Give the count of lines that include the string "Block". Add nothing to it.

====== LISTING ======

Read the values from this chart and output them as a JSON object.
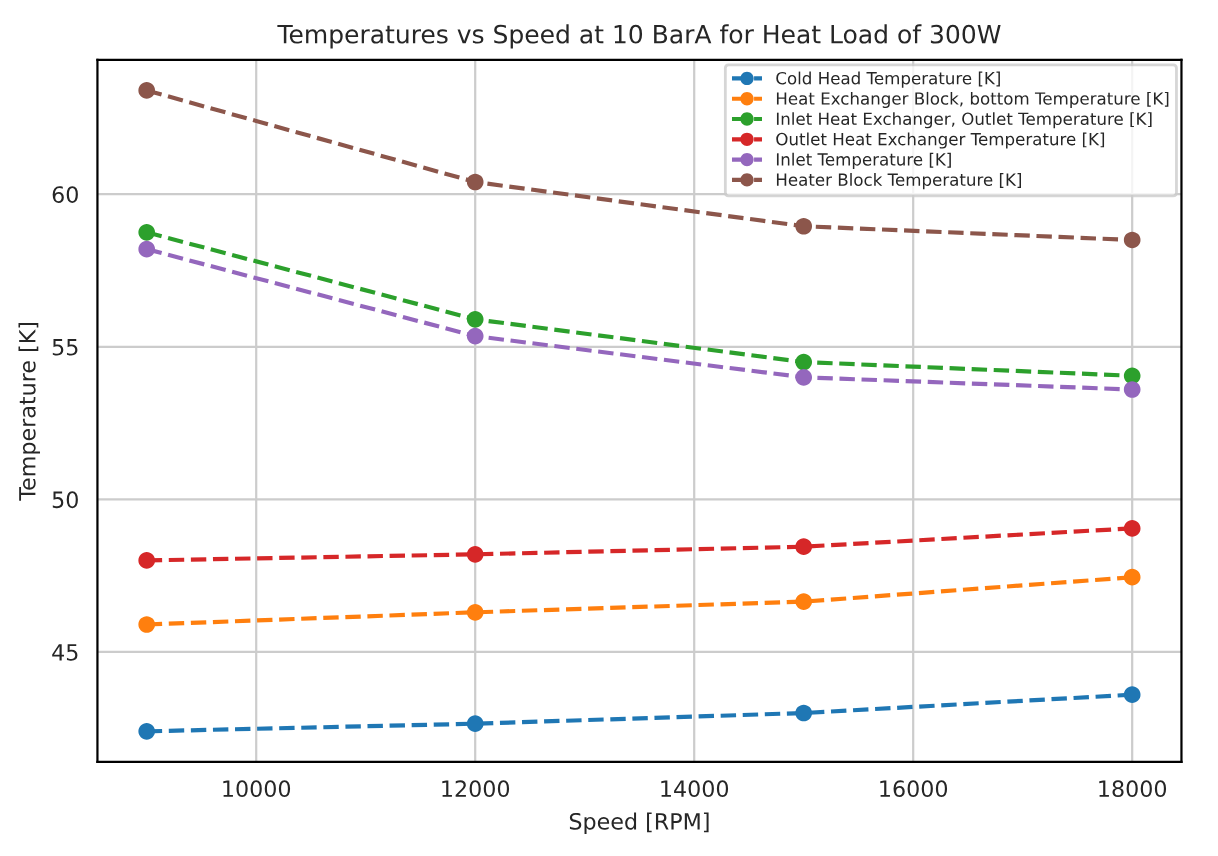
{
  "chart_data": {
    "type": "line",
    "title": "Temperatures vs Speed at 10 BarA for Heat Load of 300W",
    "xlabel": "Speed [RPM]",
    "ylabel": "Temperature [K]",
    "x": [
      9000,
      12000,
      15000,
      18000
    ],
    "series": [
      {
        "name": "Cold Head Temperature [K]",
        "color": "#1f77b4",
        "values": [
          42.4,
          42.65,
          43.0,
          43.6
        ]
      },
      {
        "name": "Heat Exchanger Block, bottom Temperature [K]",
        "color": "#ff7f0e",
        "values": [
          45.9,
          46.3,
          46.65,
          47.45
        ]
      },
      {
        "name": "Inlet Heat Exchanger, Outlet Temperature [K]",
        "color": "#2ca02c",
        "values": [
          58.75,
          55.9,
          54.5,
          54.05
        ]
      },
      {
        "name": "Outlet Heat Exchanger Temperature [K]",
        "color": "#d62728",
        "values": [
          48.0,
          48.2,
          48.45,
          49.05
        ]
      },
      {
        "name": "Inlet Temperature [K]",
        "color": "#9467bd",
        "values": [
          58.2,
          55.35,
          54.0,
          53.6
        ]
      },
      {
        "name": "Heater Block Temperature [K]",
        "color": "#8c564b",
        "values": [
          63.4,
          60.4,
          58.95,
          58.5
        ]
      }
    ],
    "xlim": [
      8550,
      18450
    ],
    "xticks": [
      10000,
      12000,
      14000,
      16000,
      18000
    ],
    "ylim": [
      41.4,
      64.4
    ],
    "yticks": [
      45,
      50,
      55,
      60
    ],
    "grid": true,
    "legend": "top right",
    "marker": "circle",
    "line_style": "dashed"
  }
}
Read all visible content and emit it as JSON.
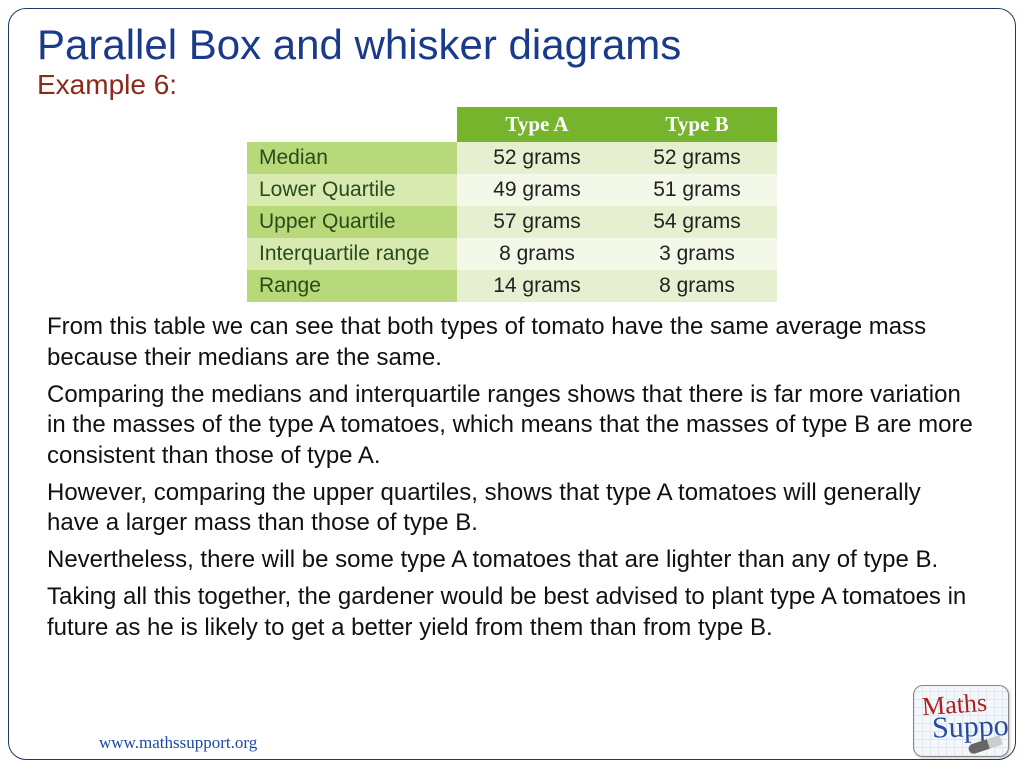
{
  "title": "Parallel Box and whisker diagrams",
  "subtitle": "Example 6:",
  "table": {
    "columns": [
      "Type A",
      "Type B"
    ],
    "rows": [
      {
        "label": "Median",
        "a": "52 grams",
        "b": "52 grams"
      },
      {
        "label": "Lower Quartile",
        "a": "49 grams",
        "b": "51 grams"
      },
      {
        "label": "Upper Quartile",
        "a": "57 grams",
        "b": "54 grams"
      },
      {
        "label": "Interquartile range",
        "a": "8 grams",
        "b": "3 grams"
      },
      {
        "label": "Range",
        "a": "14 grams",
        "b": "8 grams"
      }
    ],
    "header_bg": "#77b42d",
    "header_fg": "#ffffff",
    "rowlabel_bg_dark": "#b7d97a",
    "rowlabel_bg_light": "#d9eab0",
    "cell_bg_dark": "#e6f0d0",
    "cell_bg_light": "#f3f8e8",
    "font_size": 21
  },
  "paragraphs": [
    "From this table we can see that both types of tomato have the same average mass because their medians are the same.",
    "Comparing the medians and interquartile ranges shows that there is far more variation in the masses of the type A tomatoes, which means that the masses of type B are more consistent than those of type A.",
    "However, comparing the upper quartiles, shows that type A tomatoes will generally have a larger mass than those of type B.",
    "Nevertheless, there will be some type A tomatoes that are lighter than any of type B.",
    "Taking all this together, the gardener would be best advised to plant type A tomatoes in future as he is likely to get a better yield from them than from type B."
  ],
  "footer_url": "www.mathssupport.org",
  "logo": {
    "line1": "Maths",
    "line2": "Support"
  },
  "colors": {
    "title": "#1a3a8a",
    "subtitle": "#8a2a1a",
    "body_text": "#111111",
    "border": "#1a3a6e",
    "footer": "#1a4aa8"
  }
}
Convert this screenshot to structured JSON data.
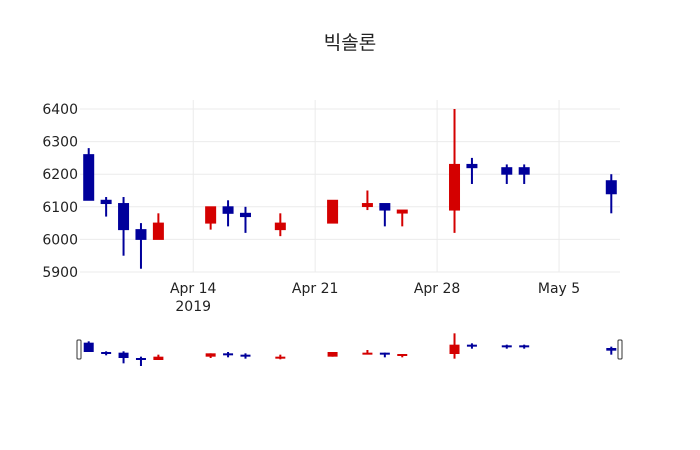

======

#### [TASK RESPONSE]
2